#### DATA EXTRACT
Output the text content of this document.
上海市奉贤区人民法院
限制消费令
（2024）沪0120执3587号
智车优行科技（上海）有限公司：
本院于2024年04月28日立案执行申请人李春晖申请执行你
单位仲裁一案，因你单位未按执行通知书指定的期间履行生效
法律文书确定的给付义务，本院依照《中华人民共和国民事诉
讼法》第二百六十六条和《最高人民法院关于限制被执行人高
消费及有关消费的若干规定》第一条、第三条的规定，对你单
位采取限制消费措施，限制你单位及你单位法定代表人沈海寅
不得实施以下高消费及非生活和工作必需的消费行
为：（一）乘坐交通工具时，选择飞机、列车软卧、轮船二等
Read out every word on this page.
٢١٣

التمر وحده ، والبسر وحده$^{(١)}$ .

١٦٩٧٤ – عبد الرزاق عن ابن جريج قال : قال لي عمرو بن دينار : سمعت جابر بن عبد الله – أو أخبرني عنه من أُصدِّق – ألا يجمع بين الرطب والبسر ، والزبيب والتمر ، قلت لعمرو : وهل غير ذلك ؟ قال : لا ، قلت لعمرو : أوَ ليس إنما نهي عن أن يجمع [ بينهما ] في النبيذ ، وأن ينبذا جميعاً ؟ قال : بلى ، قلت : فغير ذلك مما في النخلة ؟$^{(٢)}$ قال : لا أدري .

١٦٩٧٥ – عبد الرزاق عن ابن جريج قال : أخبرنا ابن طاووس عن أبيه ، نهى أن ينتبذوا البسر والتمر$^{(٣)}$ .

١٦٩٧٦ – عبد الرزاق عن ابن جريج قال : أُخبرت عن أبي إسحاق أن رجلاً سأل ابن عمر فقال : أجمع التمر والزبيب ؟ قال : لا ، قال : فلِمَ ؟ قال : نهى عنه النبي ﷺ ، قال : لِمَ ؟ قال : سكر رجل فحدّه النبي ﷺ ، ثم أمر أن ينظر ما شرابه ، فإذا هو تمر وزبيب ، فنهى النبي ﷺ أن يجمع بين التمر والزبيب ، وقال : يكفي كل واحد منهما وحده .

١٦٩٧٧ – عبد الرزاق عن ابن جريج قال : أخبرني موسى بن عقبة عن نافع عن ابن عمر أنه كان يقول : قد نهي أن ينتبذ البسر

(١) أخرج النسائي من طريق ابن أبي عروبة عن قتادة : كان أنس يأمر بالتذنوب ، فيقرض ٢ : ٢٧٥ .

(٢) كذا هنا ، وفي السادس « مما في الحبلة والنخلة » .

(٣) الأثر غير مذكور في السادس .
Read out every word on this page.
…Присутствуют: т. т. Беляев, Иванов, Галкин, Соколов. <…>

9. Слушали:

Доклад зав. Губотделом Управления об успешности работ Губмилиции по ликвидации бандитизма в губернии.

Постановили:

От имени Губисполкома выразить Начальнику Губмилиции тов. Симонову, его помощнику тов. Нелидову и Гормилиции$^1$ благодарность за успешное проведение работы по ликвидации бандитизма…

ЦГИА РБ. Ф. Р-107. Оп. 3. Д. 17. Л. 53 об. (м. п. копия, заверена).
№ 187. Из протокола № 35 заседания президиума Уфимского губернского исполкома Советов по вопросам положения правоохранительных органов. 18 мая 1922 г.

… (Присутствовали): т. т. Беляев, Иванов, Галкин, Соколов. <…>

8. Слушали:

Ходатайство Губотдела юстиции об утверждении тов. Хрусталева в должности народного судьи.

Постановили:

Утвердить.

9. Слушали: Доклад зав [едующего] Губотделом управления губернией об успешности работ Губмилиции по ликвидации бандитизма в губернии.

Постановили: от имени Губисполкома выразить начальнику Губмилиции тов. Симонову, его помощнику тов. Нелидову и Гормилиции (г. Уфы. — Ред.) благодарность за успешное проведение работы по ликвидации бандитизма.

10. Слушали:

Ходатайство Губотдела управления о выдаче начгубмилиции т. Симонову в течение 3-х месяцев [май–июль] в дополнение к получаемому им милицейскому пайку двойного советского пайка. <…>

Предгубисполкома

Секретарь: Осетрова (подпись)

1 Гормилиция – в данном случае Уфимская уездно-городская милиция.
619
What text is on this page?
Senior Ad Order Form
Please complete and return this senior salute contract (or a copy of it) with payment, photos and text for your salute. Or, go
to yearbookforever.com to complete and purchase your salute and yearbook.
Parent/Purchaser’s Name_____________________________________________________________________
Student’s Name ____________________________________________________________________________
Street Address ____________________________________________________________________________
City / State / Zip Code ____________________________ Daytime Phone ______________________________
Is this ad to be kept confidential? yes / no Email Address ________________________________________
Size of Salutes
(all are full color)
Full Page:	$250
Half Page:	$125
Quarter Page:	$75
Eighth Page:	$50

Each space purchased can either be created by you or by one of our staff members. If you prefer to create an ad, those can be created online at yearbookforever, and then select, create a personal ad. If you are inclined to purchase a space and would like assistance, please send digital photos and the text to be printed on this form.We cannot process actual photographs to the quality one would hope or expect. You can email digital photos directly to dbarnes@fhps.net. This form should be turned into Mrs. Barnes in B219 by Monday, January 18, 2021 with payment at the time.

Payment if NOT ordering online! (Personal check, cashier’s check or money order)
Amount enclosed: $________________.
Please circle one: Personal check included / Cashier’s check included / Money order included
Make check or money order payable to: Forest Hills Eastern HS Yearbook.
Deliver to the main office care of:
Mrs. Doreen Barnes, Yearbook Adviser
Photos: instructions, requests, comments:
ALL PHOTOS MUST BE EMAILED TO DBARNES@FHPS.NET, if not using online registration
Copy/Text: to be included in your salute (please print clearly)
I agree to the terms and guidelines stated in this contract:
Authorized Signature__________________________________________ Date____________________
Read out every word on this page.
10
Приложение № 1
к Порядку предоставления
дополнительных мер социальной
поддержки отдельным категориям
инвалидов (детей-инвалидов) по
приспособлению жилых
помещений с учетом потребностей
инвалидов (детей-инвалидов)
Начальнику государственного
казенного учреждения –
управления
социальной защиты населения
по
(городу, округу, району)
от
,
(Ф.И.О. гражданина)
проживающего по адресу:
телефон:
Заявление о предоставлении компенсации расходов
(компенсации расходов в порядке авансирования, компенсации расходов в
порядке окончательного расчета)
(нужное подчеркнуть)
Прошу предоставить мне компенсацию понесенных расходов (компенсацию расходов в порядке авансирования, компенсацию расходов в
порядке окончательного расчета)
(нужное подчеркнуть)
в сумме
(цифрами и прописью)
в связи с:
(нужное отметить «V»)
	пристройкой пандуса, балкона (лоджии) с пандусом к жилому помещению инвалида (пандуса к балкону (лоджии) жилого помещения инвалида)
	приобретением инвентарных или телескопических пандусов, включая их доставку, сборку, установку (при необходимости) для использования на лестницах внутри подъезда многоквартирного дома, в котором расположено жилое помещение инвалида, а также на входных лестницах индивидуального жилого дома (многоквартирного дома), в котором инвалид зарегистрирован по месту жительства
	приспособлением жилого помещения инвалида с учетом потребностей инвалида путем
########
• **DIRECTIONS FOR THIS TASK**
Every entry above should be retyped exactly as shown.

• **SOLUTION TO THE PROBLEM**
Output the text content of this document.
上海市奉贤区人民法院
限制消费令
（2024）沪0120执3587号
智车优行科技（上海）有限公司：
本院于2024年04月28日立案执行申请人李春晖申请执行你
单位仲裁一案，因你单位未按执行通知书指定的期间履行生效
法律文书确定的给付义务，本院依照《中华人民共和国民事诉
讼法》第二百六十六条和《最高人民法院关于限制被执行人高
消费及有关消费的若干规定》第一条、第三条的规定，对你单
位采取限制消费措施，限制你单位及你单位法定代表人沈海寅
不得实施以下高消费及非生活和工作必需的消费行
为：（一）乘坐交通工具时，选择飞机、列车软卧、轮船二等
Read out every word on this page.
٢١٣

التمر وحده ، والبسر وحده$^{(١)}$ .

١٦٩٧٤ – عبد الرزاق عن ابن جريج قال : قال لي عمرو بن دينار : سمعت جابر بن عبد الله – أو أخبرني عنه من أُصدِّق – ألا يجمع بين الرطب والبسر ، والزبيب والتمر ، قلت لعمرو : وهل غير ذلك ؟ قال : لا ، قلت لعمرو : أوَ ليس إنما نهي عن أن يجمع [ بينهما ] في النبيذ ، وأن ينبذا جميعاً ؟ قال : بلى ، قلت : فغير ذلك مما في النخلة ؟$^{(٢)}$ قال : لا أدري .

١٦٩٧٥ – عبد الرزاق عن ابن جريج قال : أخبرنا ابن طاووس عن أبيه ، نهى أن ينتبذوا البسر والتمر$^{(٣)}$ .

١٦٩٧٦ – عبد الرزاق عن ابن جريج قال : أُخبرت عن أبي إسحاق أن رجلاً سأل ابن عمر فقال : أجمع التمر والزبيب ؟ قال : لا ، قال : فلِمَ ؟ قال : نهى عنه النبي ﷺ ، قال : لِمَ ؟ قال : سكر رجل فحدّه النبي ﷺ ، ثم أمر أن ينظر ما شرابه ، فإذا هو تمر وزبيب ، فنهى النبي ﷺ أن يجمع بين التمر والزبيب ، وقال : يكفي كل واحد منهما وحده .

١٦٩٧٧ – عبد الرزاق عن ابن جريج قال : أخبرني موسى بن عقبة عن نافع عن ابن عمر أنه كان يقول : قد نهي أن ينتبذ البسر

(١) أخرج النسائي من طريق ابن أبي عروبة عن قتادة : كان أنس يأمر بالتذنوب ، فيقرض ٢ : ٢٧٥ .

(٢) كذا هنا ، وفي السادس « مما في الحبلة والنخلة » .

(٣) الأثر غير مذكور في السادس .
Read out every word on this page.
…Присутствуют: т. т. Беляев, Иванов, Галкин, Соколов. <…>

9. Слушали:

Доклад зав. Губотделом Управления об успешности работ Губмилиции по ликвидации бандитизма в губернии.

Постановили:

От имени Губисполкома выразить Начальнику Губмилиции тов. Симонову, его помощнику тов. Нелидову и Гормилиции$^1$ благодарность за успешное проведение работы по ликвидации бандитизма…

ЦГИА РБ. Ф. Р-107. Оп. 3. Д. 17. Л. 53 об. (м. п. копия, заверена).
№ 187. Из протокола № 35 заседания президиума Уфимского губернского исполкома Советов по вопросам положения правоохранительных органов. 18 мая 1922 г.

… (Присутствовали): т. т. Беляев, Иванов, Галкин, Соколов. <…>

8. Слушали:

Ходатайство Губотдела юстиции об утверждении тов. Хрусталева в должности народного судьи.

Постановили:

Утвердить.

9. Слушали: Доклад зав [едующего] Губотделом управления губернией об успешности работ Губмилиции по ликвидации бандитизма в губернии.

Постановили: от имени Губисполкома выразить начальнику Губмилиции тов. Симонову, его помощнику тов. Нелидову и Гормилиции (г. Уфы. — Ред.) благодарность за успешное проведение работы по ликвидации бандитизма.

10. Слушали:

Ходатайство Губотдела управления о выдаче начгубмилиции т. Симонову в течение 3-х месяцев [май–июль] в дополнение к получаемому им милицейскому пайку двойного советского пайка. <…>

Предгубисполкома

Секретарь: Осетрова (подпись)

1 Гормилиция – в данном случае Уфимская уездно-городская милиция.
619
What text is on this page?
Senior Ad Order Form
Please complete and return this senior salute contract (or a copy of it) with payment, photos and text for your salute. Or, go
to yearbookforever.com to complete and purchase your salute and yearbook.
Parent/Purchaser’s Name_____________________________________________________________________
Student’s Name ____________________________________________________________________________
Street Address ____________________________________________________________________________
City / State / Zip Code ____________________________ Daytime Phone ______________________________
Is this ad to be kept confidential? yes / no Email Address ________________________________________
Size of Salutes
(all are full color)
Full Page:	$250
Half Page:	$125
Quarter Page:	$75
Eighth Page:	$50

Each space purchased can either be created by you or by one of our staff members. If you prefer to create an ad, those can be created online at yearbookforever, and then select, create a personal ad. If you are inclined to purchase a space and would like assistance, please send digital photos and the text to be printed on this form.We cannot process actual photographs to the quality one would hope or expect. You can email digital photos directly to dbarnes@fhps.net. This form should be turned into Mrs. Barnes in B219 by Monday, January 18, 2021 with payment at the time.

Payment if NOT ordering online! (Personal check, cashier’s check or money order)
Amount enclosed: $________________.
Please circle one: Personal check included / Cashier’s check included / Money order included
Make check or money order payable to: Forest Hills Eastern HS Yearbook.
Deliver to the main office care of:
Mrs. Doreen Barnes, Yearbook Adviser
Photos: instructions, requests, comments:
ALL PHOTOS MUST BE EMAILED TO DBARNES@FHPS.NET, if not using online registration
Copy/Text: to be included in your salute (please print clearly)
I agree to the terms and guidelines stated in this contract:
Authorized Signature__________________________________________ Date____________________
Read out every word on this page.
10
Приложение № 1
к Порядку предоставления
дополнительных мер социальной
поддержки отдельным категориям
инвалидов (детей-инвалидов) по
приспособлению жилых
помещений с учетом потребностей
инвалидов (детей-инвалидов)
Начальнику государственного
казенного учреждения –
управления
социальной защиты населения
по
(городу, округу, району)
от
,
(Ф.И.О. гражданина)
проживающего по адресу:
телефон:
Заявление о предоставлении компенсации расходов
(компенсации расходов в порядке авансирования, компенсации расходов в
порядке окончательного расчета)
(нужное подчеркнуть)
Прошу предоставить мне компенсацию понесенных расходов (компенсацию расходов в порядке авансирования, компенсацию расходов в
порядке окончательного расчета)
(нужное подчеркнуть)
в сумме
(цифрами и прописью)
в связи с:
(нужное отметить «V»)
	пристройкой пандуса, балкона (лоджии) с пандусом к жилому помещению инвалида (пандуса к балкону (лоджии) жилого помещения инвалида)
	приобретением инвентарных или телескопических пандусов, включая их доставку, сборку, установку (при необходимости) для использования на лестницах внутри подъезда многоквартирного дома, в котором расположено жилое помещение инвалида, а также на входных лестницах индивидуального жилого дома (многоквартирного дома), в котором инвалид зарегистрирован по месту жительства
	приспособлением жилого помещения инвалида с учетом потребностей инвалида путем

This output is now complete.